Stoichiometry in Combustion Reactions

Introduction to Combustion

• Combustion is a chemical process involving rapid reaction between a substance with an oxidant, usually oxygen, to produce heat and light.
• Fuels react with oxygen to produce oxides (e.g., \(CO_2\), \(H_2O\)).
• Complete combustion requires sufficient oxygen; incomplete combustion occurs when oxygen is limited, producing carbon monoxide (CO) and/or carbon (C) as byproducts.
• Thermochemical equations include the enthalpy change (\(\Delta H\)) of the reaction. For combustion, \(\Delta H\) is negative (exothermic).

KEY TAKEAWAY: Combustion is an exothermic reaction that releases heat. Complete combustion produces \(CO_2\) and \(H_2O\), while incomplete combustion produces \(CO\), \(C\), and \(H_2O\).

Stoichiometry Principles

• Stoichiometry is the study of the quantitative relationships or ratios between two or more substances undergoing a physical change or chemical reaction.
• It is based on the law of conservation of mass.
• Mole ratio: The ratio of the amounts in moles of any two substances involved in a chemical reaction.

Steps for Stoichiometric Calculations:

1. Write a balanced chemical equation.
2. Convert the given mass or volume of the known substance to moles using the molar mass or molar volume (at SLC).
3. Use the mole ratio from the balanced equation to determine the moles of the unknown substance.
4. Convert the moles of the unknown substance to the desired units (mass, volume, etc.).

REMEMBER: Moles are central to stoichiometric calculations. Use the formula: \(n = \frac{m}{M}\) (where \(n\) = moles, \(m\) = mass, \(M\) = molar mass). At SLC, \(n = \frac{V}{V_m}\) (where \(V\) = volume and \(V_m\)= 24.8 L/mol).

Combustion Stoichiometry Calculations

1. Calculating Mass of Reactants/Products

• Example: Calculate the mass of \(CO_2\) produced when 10.0 g of methane (\(CH_4\)) undergoes complete combustion.

  1. Balanced equation: \(CH_4(g) + 2O_2(g) \rightarrow CO_2(g) + 2H_2O(g)\)
  2. Moles of \(CH_4\): \(n(CH_4) = \frac{10.0 \ g}{16.04 \ g/mol} = 0.623 \ mol\)
  3. Mole ratio \(CH_4 : CO_2\) is 1:1. Therefore, \(n(CO_2) = 0.623 \ mol\)

### MATERIAL PROVIDED
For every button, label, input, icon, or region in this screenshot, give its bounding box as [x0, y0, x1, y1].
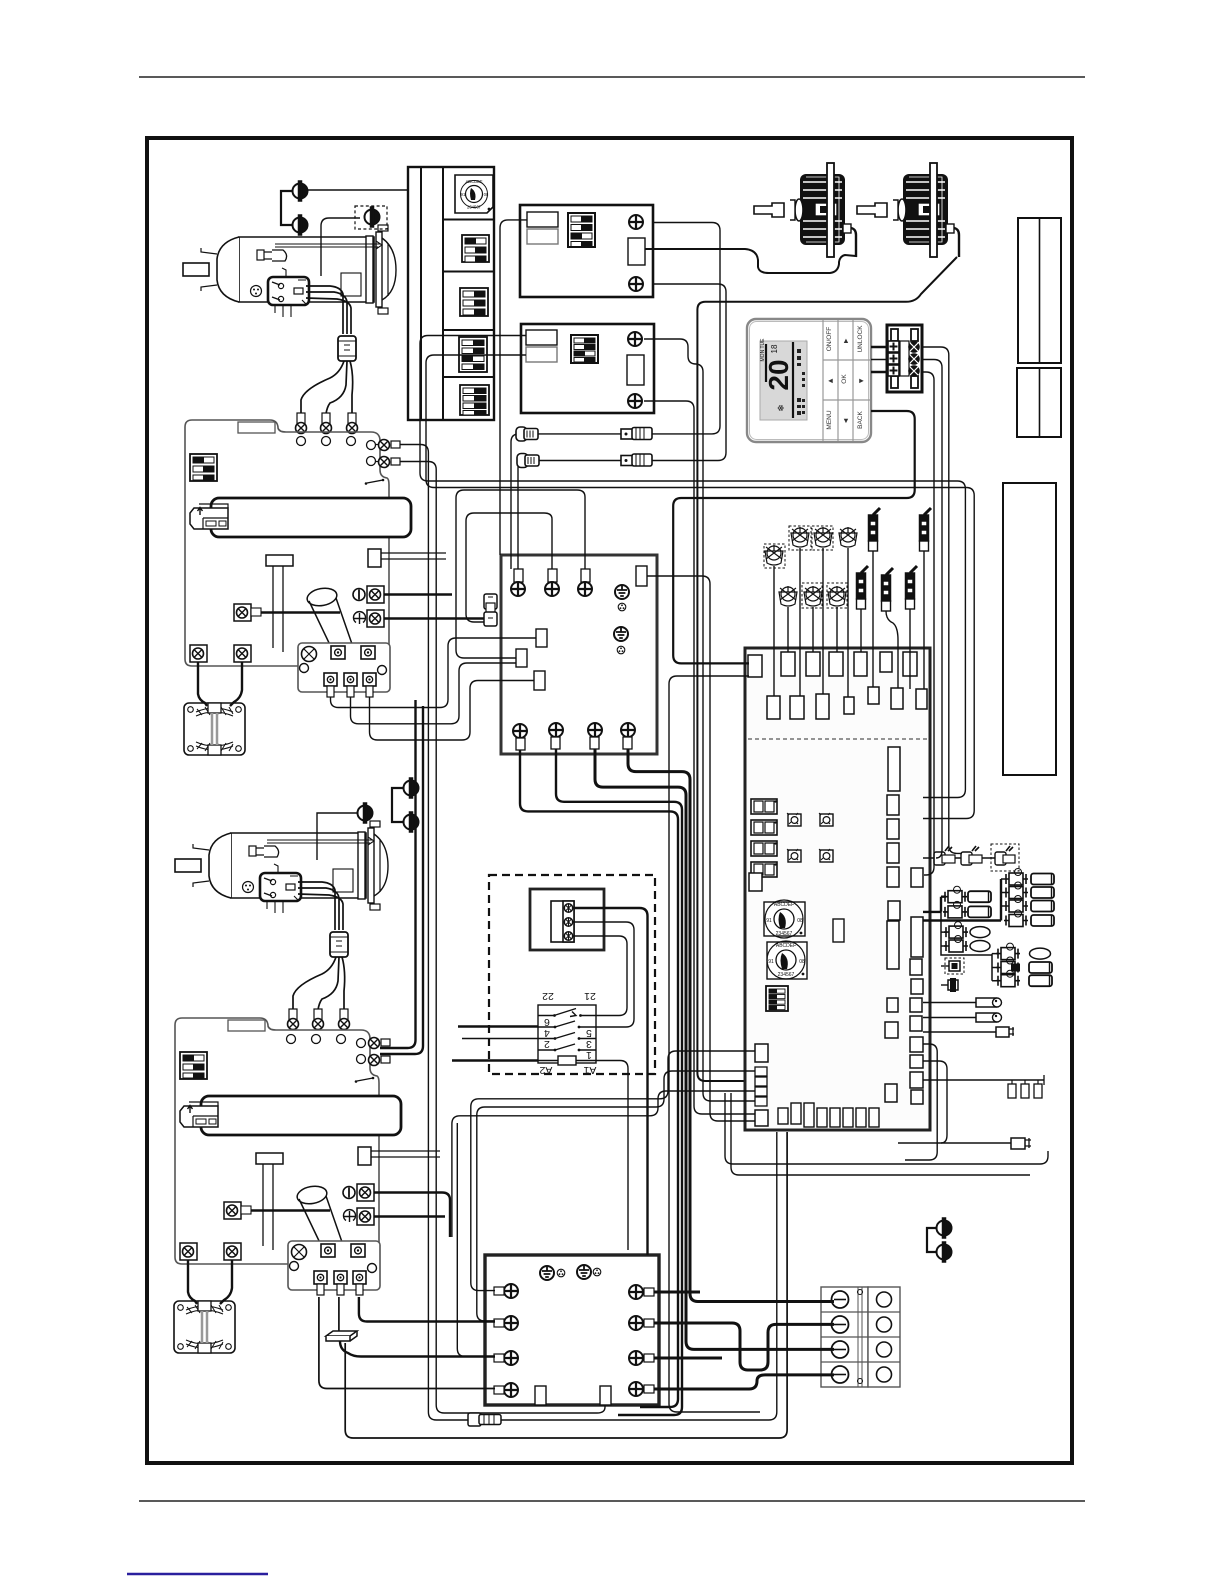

### PROBLEMS AND TASKS
**A.** Update the combustion stoichiometry notes: start at the words "2. Convert the" and end after "undergoes complete combustion.", replacing "SLC" with "standard laboratory conditions" throughout that span.
**B.** Answer these from the combustion stoichiometry notes:
(i) What byproducts does incomplete combustion produce when oxygen is limited?
(ii) What value is given for \(V_m\) at SLC?
(iii) What is the mole ratio of \(CH_4\) to \(CO_2\) in the methane example?

### TASK-BY-TASK ANSWERS
**A.**
2. Convert the given mass or volume of the known substance to moles using the molar mass or molar volume (at standard laboratory conditions).
3. Use the mole ratio from the balanced equation to determine the moles of the unknown substance.
4. Convert the moles of the unknown substance to the desired units (mass, volume, etc.).

REMEMBER: Moles are central to stoichiometric calculations. Use the formula: \(n = \frac{m}{M}\) (where \(n\) = moles, \(m\) = mass, \(M\) = molar mass). At standard laboratory conditions, \(n = \frac{V}{V_m}\) (where \(V\) = volume and \(V_m\)= 24.8 L/mol).

Combustion Stoichiometry Calculations

1. Calculating Mass of Reactants/Products

• Example: Calculate the mass of \(CO_2\) produced when 10.0 g of methane (\(CH_4\)) undergoes complete combustion.

**B.**
(i) Carbon monoxide (CO) and/or carbon (C).
(ii) 24.8 L/mol.
(iii) 1:1.